• _Stated problem_
Scan the entries for the string "Hallitus" and give the number of lines that have it, nothing further.

## BEGIN

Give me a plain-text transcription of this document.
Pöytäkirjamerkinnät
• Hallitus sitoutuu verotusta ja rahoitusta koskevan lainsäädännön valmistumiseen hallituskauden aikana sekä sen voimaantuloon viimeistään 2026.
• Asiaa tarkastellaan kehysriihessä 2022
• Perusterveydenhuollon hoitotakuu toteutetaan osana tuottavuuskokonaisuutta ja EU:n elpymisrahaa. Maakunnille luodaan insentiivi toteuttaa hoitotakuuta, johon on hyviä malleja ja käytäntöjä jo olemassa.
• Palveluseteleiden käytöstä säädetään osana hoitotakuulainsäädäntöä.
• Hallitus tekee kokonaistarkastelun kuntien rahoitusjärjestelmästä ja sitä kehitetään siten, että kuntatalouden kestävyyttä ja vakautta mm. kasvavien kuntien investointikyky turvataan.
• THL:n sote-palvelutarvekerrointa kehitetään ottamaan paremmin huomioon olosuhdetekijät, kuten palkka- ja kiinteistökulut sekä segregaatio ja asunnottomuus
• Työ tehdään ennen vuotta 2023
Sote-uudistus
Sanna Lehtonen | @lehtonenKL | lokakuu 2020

## END

• _Written response_
2